Required task
Make an exact copy of the listing below.

[Figure collection entries]
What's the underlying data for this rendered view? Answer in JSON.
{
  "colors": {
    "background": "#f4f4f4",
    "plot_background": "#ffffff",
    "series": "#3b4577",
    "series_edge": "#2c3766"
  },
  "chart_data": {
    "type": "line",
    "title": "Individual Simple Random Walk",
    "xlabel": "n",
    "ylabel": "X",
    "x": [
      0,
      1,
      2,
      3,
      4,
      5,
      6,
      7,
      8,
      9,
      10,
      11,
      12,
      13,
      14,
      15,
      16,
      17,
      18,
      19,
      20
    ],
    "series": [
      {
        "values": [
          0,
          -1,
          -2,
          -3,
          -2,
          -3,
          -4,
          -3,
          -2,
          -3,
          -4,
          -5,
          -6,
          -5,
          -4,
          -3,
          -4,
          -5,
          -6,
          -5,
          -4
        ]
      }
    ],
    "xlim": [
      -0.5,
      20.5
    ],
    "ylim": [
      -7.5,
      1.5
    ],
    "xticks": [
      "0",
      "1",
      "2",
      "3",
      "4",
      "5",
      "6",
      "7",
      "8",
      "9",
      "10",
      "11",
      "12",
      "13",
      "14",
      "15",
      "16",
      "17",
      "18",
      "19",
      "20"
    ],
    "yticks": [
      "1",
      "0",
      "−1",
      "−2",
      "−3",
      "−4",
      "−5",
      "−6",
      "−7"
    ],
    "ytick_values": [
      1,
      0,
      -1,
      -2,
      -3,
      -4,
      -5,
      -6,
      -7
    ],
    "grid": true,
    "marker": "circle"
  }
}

The answer
What's the underlying data for this rendered view? Answer in JSON.
{
  "colors": {
    "background": "#f4f4f4",
    "plot_background": "#ffffff",
    "series": "#3b4577",
    "series_edge": "#2c3766"
  },
  "chart_data": {
    "type": "line",
    "title": "Individual Simple Random Walk",
    "xlabel": "n",
    "ylabel": "X",
    "x": [
      0,
      1,
      2,
      3,
      4,
      5,
      6,
      7,
      8,
      9,
      10,
      11,
      12,
      13,
      14,
      15,
      16,
      17,
      18,
      19,
      20
    ],
    "series": [
      {
        "values": [
          0,
          -1,
          -2,
          -3,
          -2,
          -3,
          -4,
          -3,
          -2,
          -3,
          -4,
          -5,
          -6,
          -5,
          -4,
          -3,
          -4,
          -5,
          -6,
          -5,
          -4
        ]
      }
    ],
    "xlim": [
      -0.5,
      20.5
    ],
    "ylim": [
      -7.5,
      1.5
    ],
    "xticks": [
      "0",
      "1",
      "2",
      "3",
      "4",
      "5",
      "6",
      "7",
      "8",
      "9",
      "10",
      "11",
      "12",
      "13",
      "14",
      "15",
      "16",
      "17",
      "18",
      "19",
      "20"
    ],
    "yticks": [
      "1",
      "0",
      "−1",
      "−2",
      "−3",
      "−4",
      "−5",
      "−6",
      "−7"
    ],
    "ytick_values": [
      1,
      0,
      -1,
      -2,
      -3,
      -4,
      -5,
      -6,
      -7
    ],
    "grid": true,
    "marker": "circle"
  }
}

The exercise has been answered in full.